------ Data supplied ------
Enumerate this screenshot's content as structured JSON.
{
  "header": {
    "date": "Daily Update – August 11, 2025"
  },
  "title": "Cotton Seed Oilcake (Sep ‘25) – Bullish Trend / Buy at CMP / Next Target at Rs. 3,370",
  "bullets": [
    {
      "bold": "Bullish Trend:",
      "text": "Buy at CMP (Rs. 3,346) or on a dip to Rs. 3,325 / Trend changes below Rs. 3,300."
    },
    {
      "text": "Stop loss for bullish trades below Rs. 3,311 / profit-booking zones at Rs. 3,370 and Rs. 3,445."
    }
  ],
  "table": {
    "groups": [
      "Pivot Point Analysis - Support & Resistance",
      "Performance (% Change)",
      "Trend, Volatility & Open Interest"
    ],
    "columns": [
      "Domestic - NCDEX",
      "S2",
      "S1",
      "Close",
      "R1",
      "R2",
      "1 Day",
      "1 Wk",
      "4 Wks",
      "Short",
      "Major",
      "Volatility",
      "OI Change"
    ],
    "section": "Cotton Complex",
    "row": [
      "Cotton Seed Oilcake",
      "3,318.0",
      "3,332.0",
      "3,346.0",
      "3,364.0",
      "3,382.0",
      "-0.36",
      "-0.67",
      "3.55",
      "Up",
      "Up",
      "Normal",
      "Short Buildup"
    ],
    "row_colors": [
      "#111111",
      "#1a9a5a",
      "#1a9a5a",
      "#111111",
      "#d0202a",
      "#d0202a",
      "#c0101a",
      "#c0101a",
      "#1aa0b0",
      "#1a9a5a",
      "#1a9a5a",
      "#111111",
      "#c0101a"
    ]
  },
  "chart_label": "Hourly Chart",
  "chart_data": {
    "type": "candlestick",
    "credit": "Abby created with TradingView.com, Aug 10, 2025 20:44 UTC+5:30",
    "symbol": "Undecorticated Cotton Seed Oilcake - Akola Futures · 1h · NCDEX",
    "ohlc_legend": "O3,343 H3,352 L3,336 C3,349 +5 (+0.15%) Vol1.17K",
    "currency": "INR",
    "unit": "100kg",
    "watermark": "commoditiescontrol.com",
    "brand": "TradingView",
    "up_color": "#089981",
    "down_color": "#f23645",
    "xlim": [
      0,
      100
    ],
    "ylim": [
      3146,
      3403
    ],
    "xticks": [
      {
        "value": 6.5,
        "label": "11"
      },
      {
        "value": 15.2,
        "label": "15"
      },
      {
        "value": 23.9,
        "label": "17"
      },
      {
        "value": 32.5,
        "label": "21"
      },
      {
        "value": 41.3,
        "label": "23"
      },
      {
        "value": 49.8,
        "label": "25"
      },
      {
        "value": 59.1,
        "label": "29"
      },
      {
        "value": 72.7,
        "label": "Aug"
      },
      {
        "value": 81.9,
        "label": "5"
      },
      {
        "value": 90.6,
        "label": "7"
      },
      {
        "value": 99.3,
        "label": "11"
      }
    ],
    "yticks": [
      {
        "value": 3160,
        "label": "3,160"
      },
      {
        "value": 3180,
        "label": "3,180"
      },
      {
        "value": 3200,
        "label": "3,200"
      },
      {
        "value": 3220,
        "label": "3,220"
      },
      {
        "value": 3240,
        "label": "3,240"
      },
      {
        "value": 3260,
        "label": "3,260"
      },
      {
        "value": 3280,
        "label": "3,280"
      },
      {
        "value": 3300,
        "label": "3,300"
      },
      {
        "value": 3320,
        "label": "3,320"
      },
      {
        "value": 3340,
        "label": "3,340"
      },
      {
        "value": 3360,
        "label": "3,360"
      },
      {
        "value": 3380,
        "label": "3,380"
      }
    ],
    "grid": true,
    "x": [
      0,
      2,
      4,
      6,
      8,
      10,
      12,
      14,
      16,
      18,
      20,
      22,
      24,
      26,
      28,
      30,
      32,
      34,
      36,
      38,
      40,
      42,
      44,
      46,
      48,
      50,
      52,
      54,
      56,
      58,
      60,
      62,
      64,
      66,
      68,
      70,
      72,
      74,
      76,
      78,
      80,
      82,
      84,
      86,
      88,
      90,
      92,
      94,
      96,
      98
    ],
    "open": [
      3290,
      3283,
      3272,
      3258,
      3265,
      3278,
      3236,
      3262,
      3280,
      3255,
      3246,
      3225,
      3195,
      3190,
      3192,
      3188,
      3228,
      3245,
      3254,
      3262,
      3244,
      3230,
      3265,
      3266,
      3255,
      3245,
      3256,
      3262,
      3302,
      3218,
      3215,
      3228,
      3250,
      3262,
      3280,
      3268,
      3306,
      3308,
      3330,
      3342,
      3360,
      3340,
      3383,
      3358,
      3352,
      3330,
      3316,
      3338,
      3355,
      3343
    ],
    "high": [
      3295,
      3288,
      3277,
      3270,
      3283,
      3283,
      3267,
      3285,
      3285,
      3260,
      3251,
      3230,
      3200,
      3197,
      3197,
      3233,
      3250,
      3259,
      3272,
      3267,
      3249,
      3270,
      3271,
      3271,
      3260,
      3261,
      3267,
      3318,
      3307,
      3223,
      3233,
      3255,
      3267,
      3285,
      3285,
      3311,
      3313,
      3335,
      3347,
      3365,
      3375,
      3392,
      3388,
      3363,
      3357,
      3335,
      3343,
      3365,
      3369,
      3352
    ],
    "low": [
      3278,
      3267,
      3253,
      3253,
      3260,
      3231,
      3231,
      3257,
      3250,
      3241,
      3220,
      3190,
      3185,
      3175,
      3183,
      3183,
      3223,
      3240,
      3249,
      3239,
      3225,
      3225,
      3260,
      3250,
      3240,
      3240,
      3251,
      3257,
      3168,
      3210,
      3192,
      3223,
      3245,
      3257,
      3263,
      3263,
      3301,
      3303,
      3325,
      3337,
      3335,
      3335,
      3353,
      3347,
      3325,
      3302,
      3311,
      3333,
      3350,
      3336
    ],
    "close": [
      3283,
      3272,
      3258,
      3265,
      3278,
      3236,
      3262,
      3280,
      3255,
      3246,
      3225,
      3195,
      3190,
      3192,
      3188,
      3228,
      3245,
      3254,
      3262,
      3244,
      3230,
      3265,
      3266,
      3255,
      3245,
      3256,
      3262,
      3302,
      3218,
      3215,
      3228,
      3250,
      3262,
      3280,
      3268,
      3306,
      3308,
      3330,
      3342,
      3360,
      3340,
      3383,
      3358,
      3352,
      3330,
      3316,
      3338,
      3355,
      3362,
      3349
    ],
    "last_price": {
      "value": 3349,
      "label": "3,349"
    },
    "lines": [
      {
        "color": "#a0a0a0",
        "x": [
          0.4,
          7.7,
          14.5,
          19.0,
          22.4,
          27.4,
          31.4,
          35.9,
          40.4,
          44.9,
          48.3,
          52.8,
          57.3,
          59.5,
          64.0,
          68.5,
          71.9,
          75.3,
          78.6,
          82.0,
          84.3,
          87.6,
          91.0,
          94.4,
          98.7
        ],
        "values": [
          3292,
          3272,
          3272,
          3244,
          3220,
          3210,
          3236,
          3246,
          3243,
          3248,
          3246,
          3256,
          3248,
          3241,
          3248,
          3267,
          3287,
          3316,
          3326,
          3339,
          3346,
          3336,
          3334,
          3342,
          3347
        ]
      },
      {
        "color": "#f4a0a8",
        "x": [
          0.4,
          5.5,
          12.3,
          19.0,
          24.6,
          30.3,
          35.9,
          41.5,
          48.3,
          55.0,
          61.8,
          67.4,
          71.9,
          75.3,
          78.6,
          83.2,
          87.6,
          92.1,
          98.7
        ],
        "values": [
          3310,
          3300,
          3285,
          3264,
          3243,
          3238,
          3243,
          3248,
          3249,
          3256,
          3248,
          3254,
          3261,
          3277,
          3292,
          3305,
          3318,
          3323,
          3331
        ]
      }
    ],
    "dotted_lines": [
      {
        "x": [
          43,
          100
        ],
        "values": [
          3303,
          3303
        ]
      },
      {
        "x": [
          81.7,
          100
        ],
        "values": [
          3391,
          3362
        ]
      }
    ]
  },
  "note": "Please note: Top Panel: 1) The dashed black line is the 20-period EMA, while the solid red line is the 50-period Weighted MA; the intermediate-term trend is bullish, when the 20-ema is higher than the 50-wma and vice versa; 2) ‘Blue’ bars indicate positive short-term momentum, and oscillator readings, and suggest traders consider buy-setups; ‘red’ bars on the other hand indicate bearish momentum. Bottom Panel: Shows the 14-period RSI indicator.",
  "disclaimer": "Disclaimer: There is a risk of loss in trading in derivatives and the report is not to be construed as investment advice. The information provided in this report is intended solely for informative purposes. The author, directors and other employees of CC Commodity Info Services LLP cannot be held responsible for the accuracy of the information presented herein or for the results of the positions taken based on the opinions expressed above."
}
------
• _Set problem_:
Identify the lines in the entries that hold "below" and return each one.

• _Correct response_:
      "text": "Buy at CMP (Rs. 3,346) or on a dip to Rs. 3,325 / Trend changes below Rs. 3,300."
      "text": "Stop loss for bullish trades below Rs. 3,311 / profit-booking zones at Rs. 3,370 and Rs. 3,445."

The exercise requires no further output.